Continue the news report below on Rupert Murdoch's interest in DirecTV and the EchoStar merger, starting after its final sentence.

### Passage for review
################

Last month, Murdoch revealed he was preparing a new bid for US satellite television company DirecTV, after he lost out at the 11th hour to a $18bn (£11.4bn) from Echostar last year. The News Corporation chairman said that, should General Motors sell its shares in Hughes, he would be interested in buying them.
EchoStar trumped Murdoch at the last moment last year after he had spent 18 months stalking DirecTV. EchoStar's bid has now looks likely to be blocked by US regulators. The Federal Communications Commission said this week that comments from the public on the deal are due on January 3. But it is the US Department of Justice and the 23 states that are trying to block the deal that many believe will kill the deal.
Even if it is not stopped, the deal needs more time to complete. However, while EchoStar said it was willing to extend the termination date [beyond January 21] to allow for the investigation and public comment, Hughes said it would not waver "any of the termination provisions in the merger agreement".

################

### Supplied records
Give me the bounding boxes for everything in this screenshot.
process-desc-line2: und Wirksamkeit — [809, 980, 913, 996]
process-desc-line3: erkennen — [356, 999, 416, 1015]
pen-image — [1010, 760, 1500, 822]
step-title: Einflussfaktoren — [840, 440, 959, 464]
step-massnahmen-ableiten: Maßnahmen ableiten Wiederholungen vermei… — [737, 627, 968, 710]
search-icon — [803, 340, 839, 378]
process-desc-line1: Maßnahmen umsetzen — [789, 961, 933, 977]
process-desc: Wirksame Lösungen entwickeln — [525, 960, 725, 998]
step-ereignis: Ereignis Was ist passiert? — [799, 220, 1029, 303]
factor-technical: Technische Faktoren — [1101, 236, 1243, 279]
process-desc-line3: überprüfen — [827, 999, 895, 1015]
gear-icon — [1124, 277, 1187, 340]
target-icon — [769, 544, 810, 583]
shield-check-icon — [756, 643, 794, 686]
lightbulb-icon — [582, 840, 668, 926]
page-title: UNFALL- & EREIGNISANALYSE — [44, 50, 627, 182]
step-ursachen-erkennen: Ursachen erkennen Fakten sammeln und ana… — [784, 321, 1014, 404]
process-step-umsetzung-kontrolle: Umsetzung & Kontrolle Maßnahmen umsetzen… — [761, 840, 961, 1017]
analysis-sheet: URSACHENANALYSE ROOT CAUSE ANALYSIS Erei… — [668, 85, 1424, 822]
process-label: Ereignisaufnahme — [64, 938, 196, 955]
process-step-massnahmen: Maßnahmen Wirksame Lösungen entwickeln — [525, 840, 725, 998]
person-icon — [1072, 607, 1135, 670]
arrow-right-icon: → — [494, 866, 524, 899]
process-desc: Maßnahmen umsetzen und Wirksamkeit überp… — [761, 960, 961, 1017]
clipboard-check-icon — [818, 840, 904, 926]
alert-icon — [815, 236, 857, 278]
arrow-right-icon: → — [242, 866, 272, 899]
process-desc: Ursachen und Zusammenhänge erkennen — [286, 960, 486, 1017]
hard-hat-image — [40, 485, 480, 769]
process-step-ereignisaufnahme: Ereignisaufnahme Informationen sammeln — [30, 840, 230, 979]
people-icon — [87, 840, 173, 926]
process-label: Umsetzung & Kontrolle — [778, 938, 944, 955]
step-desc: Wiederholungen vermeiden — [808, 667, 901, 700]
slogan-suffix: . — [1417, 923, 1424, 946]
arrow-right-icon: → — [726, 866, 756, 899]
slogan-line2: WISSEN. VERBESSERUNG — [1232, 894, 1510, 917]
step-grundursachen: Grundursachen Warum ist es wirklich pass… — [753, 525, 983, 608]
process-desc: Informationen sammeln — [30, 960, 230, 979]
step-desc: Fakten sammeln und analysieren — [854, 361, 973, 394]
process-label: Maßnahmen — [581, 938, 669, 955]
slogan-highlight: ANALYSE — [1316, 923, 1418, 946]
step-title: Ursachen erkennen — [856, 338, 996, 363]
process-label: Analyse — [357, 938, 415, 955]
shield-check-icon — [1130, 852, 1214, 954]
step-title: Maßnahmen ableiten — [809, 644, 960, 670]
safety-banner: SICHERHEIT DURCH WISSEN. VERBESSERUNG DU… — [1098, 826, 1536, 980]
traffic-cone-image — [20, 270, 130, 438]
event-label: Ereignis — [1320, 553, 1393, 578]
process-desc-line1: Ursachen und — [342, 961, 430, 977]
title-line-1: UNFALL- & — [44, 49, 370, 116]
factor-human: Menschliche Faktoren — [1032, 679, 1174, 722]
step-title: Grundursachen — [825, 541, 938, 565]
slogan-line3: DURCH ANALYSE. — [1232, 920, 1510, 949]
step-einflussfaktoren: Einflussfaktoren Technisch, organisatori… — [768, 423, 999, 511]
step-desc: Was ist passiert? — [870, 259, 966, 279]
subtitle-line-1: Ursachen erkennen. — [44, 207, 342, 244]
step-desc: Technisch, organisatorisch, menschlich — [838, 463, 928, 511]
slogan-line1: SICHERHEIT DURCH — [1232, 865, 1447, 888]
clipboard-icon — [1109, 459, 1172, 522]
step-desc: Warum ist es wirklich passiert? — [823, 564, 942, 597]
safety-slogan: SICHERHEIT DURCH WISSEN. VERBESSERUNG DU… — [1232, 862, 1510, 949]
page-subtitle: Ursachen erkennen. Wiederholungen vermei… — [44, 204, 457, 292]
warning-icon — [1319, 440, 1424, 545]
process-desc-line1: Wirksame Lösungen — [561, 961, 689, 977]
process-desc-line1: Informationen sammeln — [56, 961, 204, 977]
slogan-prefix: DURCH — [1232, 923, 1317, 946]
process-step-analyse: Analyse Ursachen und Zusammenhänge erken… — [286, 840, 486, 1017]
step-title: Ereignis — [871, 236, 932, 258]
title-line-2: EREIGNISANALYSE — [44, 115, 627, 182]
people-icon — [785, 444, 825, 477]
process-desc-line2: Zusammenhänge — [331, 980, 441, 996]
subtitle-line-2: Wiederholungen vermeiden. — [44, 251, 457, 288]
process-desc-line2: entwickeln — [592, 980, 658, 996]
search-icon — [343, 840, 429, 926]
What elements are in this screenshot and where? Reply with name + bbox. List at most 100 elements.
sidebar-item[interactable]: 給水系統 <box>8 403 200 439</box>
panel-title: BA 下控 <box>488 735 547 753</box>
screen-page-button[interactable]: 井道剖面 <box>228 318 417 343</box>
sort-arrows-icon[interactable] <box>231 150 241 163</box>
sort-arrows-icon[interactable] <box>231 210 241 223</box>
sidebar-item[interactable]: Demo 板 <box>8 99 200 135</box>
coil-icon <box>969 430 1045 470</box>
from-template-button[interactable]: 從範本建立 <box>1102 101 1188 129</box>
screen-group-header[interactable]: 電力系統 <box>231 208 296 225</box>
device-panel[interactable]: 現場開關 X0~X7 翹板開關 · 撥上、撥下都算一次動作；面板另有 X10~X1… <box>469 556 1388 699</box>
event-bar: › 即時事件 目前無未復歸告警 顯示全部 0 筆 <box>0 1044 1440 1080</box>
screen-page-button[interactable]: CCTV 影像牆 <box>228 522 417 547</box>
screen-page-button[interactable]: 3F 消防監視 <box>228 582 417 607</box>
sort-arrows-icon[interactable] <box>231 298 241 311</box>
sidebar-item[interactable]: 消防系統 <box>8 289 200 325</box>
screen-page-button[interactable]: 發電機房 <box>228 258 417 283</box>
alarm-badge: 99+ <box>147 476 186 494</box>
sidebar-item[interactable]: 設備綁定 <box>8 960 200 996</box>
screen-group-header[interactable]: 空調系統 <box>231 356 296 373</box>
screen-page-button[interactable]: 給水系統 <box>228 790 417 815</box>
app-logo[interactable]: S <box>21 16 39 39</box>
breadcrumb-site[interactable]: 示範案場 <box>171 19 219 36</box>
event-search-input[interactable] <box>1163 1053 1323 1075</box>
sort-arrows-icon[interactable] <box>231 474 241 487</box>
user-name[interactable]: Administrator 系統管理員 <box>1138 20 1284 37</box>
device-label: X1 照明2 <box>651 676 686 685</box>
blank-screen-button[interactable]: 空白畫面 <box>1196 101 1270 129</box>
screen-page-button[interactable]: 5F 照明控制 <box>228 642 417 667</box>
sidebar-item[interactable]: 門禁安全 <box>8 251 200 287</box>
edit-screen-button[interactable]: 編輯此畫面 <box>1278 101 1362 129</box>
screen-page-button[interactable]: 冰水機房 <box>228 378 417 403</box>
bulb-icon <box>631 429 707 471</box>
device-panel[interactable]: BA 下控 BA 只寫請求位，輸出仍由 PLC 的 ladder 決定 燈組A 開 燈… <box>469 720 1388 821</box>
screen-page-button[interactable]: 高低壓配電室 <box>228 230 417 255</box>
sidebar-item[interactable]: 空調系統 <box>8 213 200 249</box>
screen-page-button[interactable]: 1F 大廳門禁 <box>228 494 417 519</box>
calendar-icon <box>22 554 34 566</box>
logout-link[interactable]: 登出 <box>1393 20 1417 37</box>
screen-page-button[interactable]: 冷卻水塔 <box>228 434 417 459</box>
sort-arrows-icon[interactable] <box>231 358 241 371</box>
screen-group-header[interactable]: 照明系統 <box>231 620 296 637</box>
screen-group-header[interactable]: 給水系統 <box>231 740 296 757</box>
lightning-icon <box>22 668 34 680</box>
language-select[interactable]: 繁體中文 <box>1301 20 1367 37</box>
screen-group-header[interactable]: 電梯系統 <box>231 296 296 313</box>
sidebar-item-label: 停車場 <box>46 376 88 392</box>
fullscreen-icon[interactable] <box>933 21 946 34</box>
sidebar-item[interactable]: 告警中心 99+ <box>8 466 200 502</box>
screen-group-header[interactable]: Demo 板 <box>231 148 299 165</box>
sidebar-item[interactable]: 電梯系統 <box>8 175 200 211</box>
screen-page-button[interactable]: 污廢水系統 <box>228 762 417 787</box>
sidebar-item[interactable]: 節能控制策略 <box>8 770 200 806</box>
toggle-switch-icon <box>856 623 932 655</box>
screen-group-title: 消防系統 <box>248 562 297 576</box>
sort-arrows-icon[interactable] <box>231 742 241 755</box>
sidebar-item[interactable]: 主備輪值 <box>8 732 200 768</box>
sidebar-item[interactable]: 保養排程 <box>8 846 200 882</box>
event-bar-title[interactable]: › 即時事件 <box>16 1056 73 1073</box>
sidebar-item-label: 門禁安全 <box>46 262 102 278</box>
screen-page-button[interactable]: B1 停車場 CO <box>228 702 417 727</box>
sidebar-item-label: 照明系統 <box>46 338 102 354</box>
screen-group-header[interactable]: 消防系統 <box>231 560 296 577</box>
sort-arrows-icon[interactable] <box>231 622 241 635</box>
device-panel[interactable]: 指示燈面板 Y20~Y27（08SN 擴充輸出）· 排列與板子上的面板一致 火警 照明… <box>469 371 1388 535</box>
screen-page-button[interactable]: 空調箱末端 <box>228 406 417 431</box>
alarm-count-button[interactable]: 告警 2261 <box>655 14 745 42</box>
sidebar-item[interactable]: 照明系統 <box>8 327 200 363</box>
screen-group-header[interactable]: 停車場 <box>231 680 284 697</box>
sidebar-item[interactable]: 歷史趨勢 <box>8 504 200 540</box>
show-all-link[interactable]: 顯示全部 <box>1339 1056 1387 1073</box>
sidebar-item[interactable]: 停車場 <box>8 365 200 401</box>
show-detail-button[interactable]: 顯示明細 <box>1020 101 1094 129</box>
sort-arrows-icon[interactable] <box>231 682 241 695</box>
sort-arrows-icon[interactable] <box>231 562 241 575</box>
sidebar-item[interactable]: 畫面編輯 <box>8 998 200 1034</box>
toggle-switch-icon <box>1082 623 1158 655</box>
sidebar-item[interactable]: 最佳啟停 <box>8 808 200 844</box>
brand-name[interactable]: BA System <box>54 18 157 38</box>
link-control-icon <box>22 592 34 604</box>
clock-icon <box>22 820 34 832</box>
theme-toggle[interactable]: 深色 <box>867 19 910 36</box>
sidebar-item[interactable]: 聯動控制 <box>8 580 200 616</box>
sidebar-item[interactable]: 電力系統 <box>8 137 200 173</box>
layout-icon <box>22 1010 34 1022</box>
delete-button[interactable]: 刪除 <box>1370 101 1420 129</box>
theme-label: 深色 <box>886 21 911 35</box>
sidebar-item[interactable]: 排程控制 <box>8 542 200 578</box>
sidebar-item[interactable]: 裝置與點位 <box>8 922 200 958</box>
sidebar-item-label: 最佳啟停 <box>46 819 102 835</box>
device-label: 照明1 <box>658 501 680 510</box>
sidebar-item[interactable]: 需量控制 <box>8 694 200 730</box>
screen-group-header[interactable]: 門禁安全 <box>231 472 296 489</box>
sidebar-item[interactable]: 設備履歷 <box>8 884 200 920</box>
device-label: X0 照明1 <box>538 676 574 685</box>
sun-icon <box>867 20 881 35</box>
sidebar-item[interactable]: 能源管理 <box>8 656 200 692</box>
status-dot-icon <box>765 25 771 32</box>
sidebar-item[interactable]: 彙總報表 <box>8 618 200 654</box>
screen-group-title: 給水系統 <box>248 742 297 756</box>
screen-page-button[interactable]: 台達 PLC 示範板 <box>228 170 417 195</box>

################

### Your response
The Department of Justice case has now been given a trial date of late February at the earliest, which is well after the January 21 termination date and too late for EchoStar. If the deal is not completed by January 21, Hughes can walk away and pick up a $600m break-up fee for its trouble.
The news of a possible new Murdoch bid follows the reports earlier this month that News Corp raised $1.3bn via a stock offering in Fox Entertainment Group. The money could be used to start new talks with General Motors about merging DirecTV into News Corporation's satellite TV operations, which also include BSkyB.